AIM:
Copy every line in the records below that contains the word "وضحان".

GIVEN INFORMATION:
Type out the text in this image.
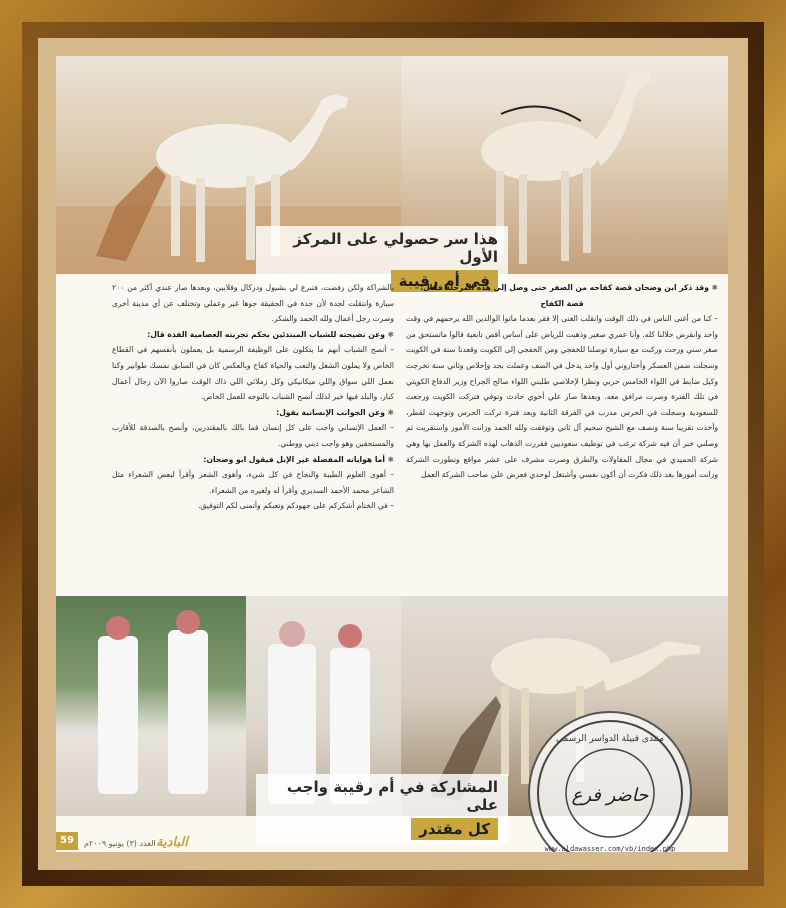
هذا سر حصولي على المركز الأول
في أم رقيبة	✱ وقد ذكر ابن وضحان قصة كفاحه من الصفر حتى وصل إلى هذه المرحلة فقال:

قصة الكفاح

– كنا من أغنى الناس في ذلك الوقت وانقلب الغنى إلا فقر بعدما ماتوا الوالدين الله يرحمهم في وقت واحد وانقرض حلالنا كله. وأنا عمري صغير وذهبت للرياض على أساس أقص تابعية قالوا ماتستحق من صغر سني ورحت وركبت مع سيارة توصلنا للخفجي ومن الخفجي إلى الكويت وقعدنا سنة في الكويت وسجلت ضمن العسكر وأختاروني أول واحد يدخل في الصف وعملت بجد وإخلاص وثاني سنة تخرجت وكيل ضابط في اللواء الخامس حربي ونظرا لإخلاصي طلبني اللواء صالح الجراح وزير الدفاع الكويتي في تلك الفترة وصرت مرافق معه. وبعدها صار علي أخوي حادث وتوفي فتركت الكويت ورجعت للسعودية وسجلت في الحرس مدرب في الفرقة الثانية وبعد فترة تركت الحرس وتوجهت لقطر، وأخذت تقريبا سنة ونصف مع الشيخ سحيم آل ثاني وتوفقت ولله الحمد وزانت الأمور واستقريت ثم وصلني خبر أن فيه شركة ترغب في توظيف سعوديين فقررت الذهاب لهذه الشركة والعمل بها وهي شركة الحميدي في مجال المقاولات والطرق وصرت مشرف على عشر مواقع وتطورت الشركة وزانت أمورها بعد ذلك فكرت أن أكون نفسي وأشتغل لوحدي فعرض علي صاحب الشركة العمل

بالشراكة ولكن رفضت، فتبرع لي بشيول ودركال وقلابين، وبعدها صار عندي أكثر من ٢٠٠ سيارة وانتقلت لجدة لأن جدة في الحقيقة جوها غير وعملي وتختلف عن أي مدينة أخرى وصرت رجل أعمال ولله الحمد والشكر.

✱ وعن نصيحته للشباب المبتدئين بحكم تجربته العصامية الفذة قال:

– أنصح الشباب أنهم ما يتكلون على الوظيفة الرسمية بل يعملون بأنفسهم في القطاع الخاص ولا يملون الشغل والتعب والحياة كفاح وبالعكس كان في السابق نمسك طوابير وكنا نعمل اللي سواق واللي ميكانيكي وكل زملائي اللي ذاك الوقت صاروا الآن رجال أعمال كبار، والبلد فيها خير لذلك أنصح الشباب بالتوجه للعمل الخاص.

✱ وعن الجوانب الإنسانية يقول:

– العمل الإنساني واجب على كل إنسان فما بالك بالمقتدرين، وأنصح بالصدقة للأقارب والمستحقين وهو واجب ديني ووطني.

✱ أما هواياته المفضلة غير الإبل فيقول ابو وضحان:

– أهوى العلوم الطيبة والنجاح في كل شيء، وأهوى الشعر وأقرأ لبعض الشعراء مثل الشاعر محمد الأحمد السديري وأقرأ له ولغيره من الشعراء.

– في الختام أشكركم على جهودكم وتعبكم وأتمنى لكم التوفيق.

المشاركة في أم رقيبة واجب على
كل مقتدر
منتدى قبيلة الدواسر الرسمي
حاضر فرع
www.aldawasser.com/vb/index.php
59	العدد (٣) يونيو ٢٠٠٩م البادية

OUTPUT:
في أم رقيبة	✱ وقد ذكر ابن وضحان قصة كفاحه من الصفر حتى وصل إلى هذه المرحلة فقال:
✱ أما هواياته المفضلة غير الإبل فيقول ابو وضحان:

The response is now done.